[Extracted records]

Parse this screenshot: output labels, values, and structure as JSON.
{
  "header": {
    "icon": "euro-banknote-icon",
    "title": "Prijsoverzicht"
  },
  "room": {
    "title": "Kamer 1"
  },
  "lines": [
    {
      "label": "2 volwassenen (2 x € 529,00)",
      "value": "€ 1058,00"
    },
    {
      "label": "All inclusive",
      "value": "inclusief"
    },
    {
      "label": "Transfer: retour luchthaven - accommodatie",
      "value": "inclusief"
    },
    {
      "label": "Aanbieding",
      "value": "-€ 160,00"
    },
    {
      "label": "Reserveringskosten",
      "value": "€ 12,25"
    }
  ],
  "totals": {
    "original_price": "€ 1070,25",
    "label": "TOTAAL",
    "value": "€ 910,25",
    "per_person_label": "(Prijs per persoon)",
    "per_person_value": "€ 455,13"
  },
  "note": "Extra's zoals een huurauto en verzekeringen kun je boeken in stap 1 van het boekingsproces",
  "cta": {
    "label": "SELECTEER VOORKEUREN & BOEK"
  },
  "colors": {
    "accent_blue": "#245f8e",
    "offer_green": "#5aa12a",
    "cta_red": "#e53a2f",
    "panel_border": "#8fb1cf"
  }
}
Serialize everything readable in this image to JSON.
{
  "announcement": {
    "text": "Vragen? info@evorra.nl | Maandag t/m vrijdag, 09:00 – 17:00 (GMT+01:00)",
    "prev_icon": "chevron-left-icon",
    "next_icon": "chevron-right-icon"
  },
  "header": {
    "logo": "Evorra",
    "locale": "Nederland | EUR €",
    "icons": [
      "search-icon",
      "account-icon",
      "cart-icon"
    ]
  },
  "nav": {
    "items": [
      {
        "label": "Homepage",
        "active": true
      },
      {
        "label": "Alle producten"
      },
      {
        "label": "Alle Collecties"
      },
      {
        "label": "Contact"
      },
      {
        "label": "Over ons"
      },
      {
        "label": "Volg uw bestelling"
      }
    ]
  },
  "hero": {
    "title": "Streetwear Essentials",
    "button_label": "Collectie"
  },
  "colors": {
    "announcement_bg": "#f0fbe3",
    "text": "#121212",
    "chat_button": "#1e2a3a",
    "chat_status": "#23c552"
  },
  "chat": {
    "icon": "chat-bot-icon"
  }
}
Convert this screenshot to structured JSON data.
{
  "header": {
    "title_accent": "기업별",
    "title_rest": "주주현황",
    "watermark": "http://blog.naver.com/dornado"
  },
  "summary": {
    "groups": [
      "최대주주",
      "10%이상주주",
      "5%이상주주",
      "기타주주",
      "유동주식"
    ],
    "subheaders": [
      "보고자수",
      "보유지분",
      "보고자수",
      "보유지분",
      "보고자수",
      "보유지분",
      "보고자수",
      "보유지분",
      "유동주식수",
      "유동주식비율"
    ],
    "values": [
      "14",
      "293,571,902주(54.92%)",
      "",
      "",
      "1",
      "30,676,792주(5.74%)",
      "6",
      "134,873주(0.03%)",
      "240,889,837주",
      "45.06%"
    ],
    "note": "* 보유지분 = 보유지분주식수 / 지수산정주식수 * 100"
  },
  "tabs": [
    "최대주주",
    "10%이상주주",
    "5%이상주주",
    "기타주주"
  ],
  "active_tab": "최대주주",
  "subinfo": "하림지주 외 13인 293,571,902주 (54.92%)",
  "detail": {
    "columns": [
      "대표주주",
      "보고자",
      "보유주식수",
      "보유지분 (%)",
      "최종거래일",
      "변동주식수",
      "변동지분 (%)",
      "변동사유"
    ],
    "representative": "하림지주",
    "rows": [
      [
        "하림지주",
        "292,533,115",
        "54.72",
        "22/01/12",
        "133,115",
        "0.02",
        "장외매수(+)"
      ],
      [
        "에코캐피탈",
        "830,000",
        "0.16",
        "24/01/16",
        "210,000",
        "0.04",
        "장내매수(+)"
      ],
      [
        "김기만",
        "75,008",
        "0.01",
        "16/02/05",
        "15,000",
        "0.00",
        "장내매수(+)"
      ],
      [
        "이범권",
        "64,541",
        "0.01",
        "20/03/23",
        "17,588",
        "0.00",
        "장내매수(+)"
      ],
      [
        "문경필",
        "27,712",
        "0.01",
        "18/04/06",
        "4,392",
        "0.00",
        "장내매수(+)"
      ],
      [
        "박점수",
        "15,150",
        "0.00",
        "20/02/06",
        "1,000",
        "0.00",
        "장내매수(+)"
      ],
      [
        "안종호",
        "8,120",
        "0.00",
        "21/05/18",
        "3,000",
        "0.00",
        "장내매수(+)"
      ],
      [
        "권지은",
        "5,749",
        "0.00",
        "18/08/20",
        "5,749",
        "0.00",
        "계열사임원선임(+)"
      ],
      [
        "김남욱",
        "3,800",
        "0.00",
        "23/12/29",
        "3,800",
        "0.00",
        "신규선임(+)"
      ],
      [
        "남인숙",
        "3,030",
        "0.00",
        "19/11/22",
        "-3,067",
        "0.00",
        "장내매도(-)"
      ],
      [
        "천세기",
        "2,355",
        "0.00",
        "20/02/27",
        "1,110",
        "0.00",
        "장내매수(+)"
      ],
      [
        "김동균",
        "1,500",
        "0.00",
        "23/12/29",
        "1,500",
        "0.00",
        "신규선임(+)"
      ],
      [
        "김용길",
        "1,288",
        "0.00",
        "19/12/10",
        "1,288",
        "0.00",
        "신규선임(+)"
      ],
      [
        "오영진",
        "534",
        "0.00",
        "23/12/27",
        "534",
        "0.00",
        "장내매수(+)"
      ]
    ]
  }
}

* Exercise details
Check each line above for the word "chevron", and copy the lines where it appears.

* Problem solution
    "prev_icon": "chevron-left-icon",
    "next_icon": "chevron-right-icon"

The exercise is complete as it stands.